- YOUR INSTRUCTIONS: Show every line of the records below that contains the word "smart".

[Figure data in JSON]
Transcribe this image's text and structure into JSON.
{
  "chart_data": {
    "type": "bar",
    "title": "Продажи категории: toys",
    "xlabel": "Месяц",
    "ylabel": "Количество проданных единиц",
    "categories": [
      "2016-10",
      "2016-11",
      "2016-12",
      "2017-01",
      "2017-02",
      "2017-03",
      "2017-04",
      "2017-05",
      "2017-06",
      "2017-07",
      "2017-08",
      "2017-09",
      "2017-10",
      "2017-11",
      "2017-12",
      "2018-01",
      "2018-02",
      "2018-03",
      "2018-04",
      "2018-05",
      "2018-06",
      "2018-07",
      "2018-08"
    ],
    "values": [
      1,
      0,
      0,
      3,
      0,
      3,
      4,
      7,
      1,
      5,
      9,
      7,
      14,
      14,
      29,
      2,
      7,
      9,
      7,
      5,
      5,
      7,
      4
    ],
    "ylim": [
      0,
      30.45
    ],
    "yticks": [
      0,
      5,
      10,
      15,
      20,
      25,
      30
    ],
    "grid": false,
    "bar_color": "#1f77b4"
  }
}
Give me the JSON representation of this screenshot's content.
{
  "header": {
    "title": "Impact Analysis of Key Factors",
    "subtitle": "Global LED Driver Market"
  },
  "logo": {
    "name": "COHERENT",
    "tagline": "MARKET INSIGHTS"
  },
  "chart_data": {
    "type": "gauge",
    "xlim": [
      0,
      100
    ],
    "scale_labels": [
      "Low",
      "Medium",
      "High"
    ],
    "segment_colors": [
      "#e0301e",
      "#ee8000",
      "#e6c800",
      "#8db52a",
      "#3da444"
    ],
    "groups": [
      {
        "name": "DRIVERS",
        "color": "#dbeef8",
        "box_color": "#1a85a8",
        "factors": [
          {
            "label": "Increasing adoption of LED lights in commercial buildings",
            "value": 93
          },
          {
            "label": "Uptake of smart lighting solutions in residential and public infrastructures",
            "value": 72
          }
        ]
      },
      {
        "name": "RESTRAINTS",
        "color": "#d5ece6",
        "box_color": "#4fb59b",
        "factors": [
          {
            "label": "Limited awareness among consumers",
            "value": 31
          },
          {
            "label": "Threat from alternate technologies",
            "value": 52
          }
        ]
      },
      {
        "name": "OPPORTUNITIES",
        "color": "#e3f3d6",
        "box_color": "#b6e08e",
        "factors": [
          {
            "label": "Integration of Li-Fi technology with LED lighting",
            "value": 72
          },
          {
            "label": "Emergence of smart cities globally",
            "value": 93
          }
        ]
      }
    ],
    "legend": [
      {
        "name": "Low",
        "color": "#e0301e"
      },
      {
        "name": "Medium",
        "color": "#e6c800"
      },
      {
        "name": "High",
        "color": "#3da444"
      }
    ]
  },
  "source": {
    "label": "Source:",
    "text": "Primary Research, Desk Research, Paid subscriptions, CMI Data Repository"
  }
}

- SOLUTION FOR THIS EXERCISE:
            "label": "Uptake of smart lighting solutions in residential and public infrastructures",
            "label": "Emergence of smart cities globally",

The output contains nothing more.